Records that describe figures –
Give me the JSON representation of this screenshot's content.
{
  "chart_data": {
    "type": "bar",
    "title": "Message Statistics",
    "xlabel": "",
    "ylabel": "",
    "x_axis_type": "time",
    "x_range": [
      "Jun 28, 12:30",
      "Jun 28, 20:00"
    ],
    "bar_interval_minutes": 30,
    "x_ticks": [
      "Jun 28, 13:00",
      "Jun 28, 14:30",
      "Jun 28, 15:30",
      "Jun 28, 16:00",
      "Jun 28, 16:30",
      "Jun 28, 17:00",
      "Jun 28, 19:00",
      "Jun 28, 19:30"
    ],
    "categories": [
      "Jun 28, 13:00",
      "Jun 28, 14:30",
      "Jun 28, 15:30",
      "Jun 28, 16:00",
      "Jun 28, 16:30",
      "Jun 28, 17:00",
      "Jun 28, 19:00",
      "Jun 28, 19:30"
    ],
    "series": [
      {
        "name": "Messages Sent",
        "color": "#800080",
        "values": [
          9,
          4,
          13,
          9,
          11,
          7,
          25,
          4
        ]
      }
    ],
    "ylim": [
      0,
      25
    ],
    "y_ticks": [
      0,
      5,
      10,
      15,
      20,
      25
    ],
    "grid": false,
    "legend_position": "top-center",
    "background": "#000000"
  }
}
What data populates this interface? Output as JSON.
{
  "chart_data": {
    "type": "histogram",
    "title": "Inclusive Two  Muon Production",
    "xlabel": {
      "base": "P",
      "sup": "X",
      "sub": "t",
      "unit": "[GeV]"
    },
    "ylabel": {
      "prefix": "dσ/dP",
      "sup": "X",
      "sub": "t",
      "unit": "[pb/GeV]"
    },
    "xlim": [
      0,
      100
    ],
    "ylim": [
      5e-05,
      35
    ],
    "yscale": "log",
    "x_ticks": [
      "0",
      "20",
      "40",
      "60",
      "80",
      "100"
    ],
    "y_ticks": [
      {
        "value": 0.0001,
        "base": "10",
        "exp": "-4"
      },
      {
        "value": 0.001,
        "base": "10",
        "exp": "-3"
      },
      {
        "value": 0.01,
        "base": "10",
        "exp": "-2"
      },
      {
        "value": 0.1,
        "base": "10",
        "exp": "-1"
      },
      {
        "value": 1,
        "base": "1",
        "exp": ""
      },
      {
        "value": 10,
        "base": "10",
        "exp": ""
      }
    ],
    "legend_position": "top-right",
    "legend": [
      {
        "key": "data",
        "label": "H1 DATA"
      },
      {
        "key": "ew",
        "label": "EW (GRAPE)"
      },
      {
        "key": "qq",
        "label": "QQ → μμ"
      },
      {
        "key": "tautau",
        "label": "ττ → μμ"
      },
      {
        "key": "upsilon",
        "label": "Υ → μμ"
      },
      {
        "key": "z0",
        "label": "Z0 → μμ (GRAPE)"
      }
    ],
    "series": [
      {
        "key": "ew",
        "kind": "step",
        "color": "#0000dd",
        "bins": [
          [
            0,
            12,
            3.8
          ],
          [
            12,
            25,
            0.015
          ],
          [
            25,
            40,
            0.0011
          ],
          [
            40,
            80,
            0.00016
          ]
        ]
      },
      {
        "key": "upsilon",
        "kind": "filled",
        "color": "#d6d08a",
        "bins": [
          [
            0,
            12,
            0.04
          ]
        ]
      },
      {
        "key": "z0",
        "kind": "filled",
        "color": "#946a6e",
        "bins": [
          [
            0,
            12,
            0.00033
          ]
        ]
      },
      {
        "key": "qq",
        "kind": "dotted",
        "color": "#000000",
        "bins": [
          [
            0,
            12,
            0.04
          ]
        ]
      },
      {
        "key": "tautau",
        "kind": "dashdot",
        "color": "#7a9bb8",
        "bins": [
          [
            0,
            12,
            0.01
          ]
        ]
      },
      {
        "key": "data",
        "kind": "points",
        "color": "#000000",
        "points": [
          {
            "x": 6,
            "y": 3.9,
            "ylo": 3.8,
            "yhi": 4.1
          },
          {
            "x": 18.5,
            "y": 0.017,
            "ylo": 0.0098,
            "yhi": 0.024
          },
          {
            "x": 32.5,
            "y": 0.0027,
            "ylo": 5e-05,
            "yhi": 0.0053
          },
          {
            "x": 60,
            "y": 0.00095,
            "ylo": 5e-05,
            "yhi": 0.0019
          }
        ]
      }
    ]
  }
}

Your goal – Copy each record from above exactly, and include every line.

Response to the task –
Give me the JSON representation of this screenshot's content.
{
  "chart_data": {
    "type": "bar",
    "title": "Message Statistics",
    "xlabel": "",
    "ylabel": "",
    "x_axis_type": "time",
    "x_range": [
      "Jun 28, 12:30",
      "Jun 28, 20:00"
    ],
    "bar_interval_minutes": 30,
    "x_ticks": [
      "Jun 28, 13:00",
      "Jun 28, 14:30",
      "Jun 28, 15:30",
      "Jun 28, 16:00",
      "Jun 28, 16:30",
      "Jun 28, 17:00",
      "Jun 28, 19:00",
      "Jun 28, 19:30"
    ],
    "categories": [
      "Jun 28, 13:00",
      "Jun 28, 14:30",
      "Jun 28, 15:30",
      "Jun 28, 16:00",
      "Jun 28, 16:30",
      "Jun 28, 17:00",
      "Jun 28, 19:00",
      "Jun 28, 19:30"
    ],
    "series": [
      {
        "name": "Messages Sent",
        "color": "#800080",
        "values": [
          9,
          4,
          13,
          9,
          11,
          7,
          25,
          4
        ]
      }
    ],
    "ylim": [
      0,
      25
    ],
    "y_ticks": [
      0,
      5,
      10,
      15,
      20,
      25
    ],
    "grid": false,
    "legend_position": "top-center",
    "background": "#000000"
  }
}
What data populates this interface? Output as JSON.
{
  "chart_data": {
    "type": "histogram",
    "title": "Inclusive Two  Muon Production",
    "xlabel": {
      "base": "P",
      "sup": "X",
      "sub": "t",
      "unit": "[GeV]"
    },
    "ylabel": {
      "prefix": "dσ/dP",
      "sup": "X",
      "sub": "t",
      "unit": "[pb/GeV]"
    },
    "xlim": [
      0,
      100
    ],
    "ylim": [
      5e-05,
      35
    ],
    "yscale": "log",
    "x_ticks": [
      "0",
      "20",
      "40",
      "60",
      "80",
      "100"
    ],
    "y_ticks": [
      {
        "value": 0.0001,
        "base": "10",
        "exp": "-4"
      },
      {
        "value": 0.001,
        "base": "10",
        "exp": "-3"
      },
      {
        "value": 0.01,
        "base": "10",
        "exp": "-2"
      },
      {
        "value": 0.1,
        "base": "10",
        "exp": "-1"
      },
      {
        "value": 1,
        "base": "1",
        "exp": ""
      },
      {
        "value": 10,
        "base": "10",
        "exp": ""
      }
    ],
    "legend_position": "top-right",
    "legend": [
      {
        "key": "data",
        "label": "H1 DATA"
      },
      {
        "key": "ew",
        "label": "EW (GRAPE)"
      },
      {
        "key": "qq",
        "label": "QQ → μμ"
      },
      {
        "key": "tautau",
        "label": "ττ → μμ"
      },
      {
        "key": "upsilon",
        "label": "Υ → μμ"
      },
      {
        "key": "z0",
        "label": "Z0 → μμ (GRAPE)"
      }
    ],
    "series": [
      {
        "key": "ew",
        "kind": "step",
        "color": "#0000dd",
        "bins": [
          [
            0,
            12,
            3.8
          ],
          [
            12,
            25,
            0.015
          ],
          [
            25,
            40,
            0.0011
          ],
          [
            40,
            80,
            0.00016
          ]
        ]
      },
      {
        "key": "upsilon",
        "kind": "filled",
        "color": "#d6d08a",
        "bins": [
          [
            0,
            12,
            0.04
          ]
        ]
      },
      {
        "key": "z0",
        "kind": "filled",
        "color": "#946a6e",
        "bins": [
          [
            0,
            12,
            0.00033
          ]
        ]
      },
      {
        "key": "qq",
        "kind": "dotted",
        "color": "#000000",
        "bins": [
          [
            0,
            12,
            0.04
          ]
        ]
      },
      {
        "key": "tautau",
        "kind": "dashdot",
        "color": "#7a9bb8",
        "bins": [
          [
            0,
            12,
            0.01
          ]
        ]
      },
      {
        "key": "data",
        "kind": "points",
        "color": "#000000",
        "points": [
          {
            "x": 6,
            "y": 3.9,
            "ylo": 3.8,
            "yhi": 4.1
          },
          {
            "x": 18.5,
            "y": 0.017,
            "ylo": 0.0098,
            "yhi": 0.024
          },
          {
            "x": 32.5,
            "y": 0.0027,
            "ylo": 5e-05,
            "yhi": 0.0053
          },
          {
            "x": 60,
            "y": 0.00095,
            "ylo": 5e-05,
            "yhi": 0.0019
          }
        ]
      }
    ]
  }
}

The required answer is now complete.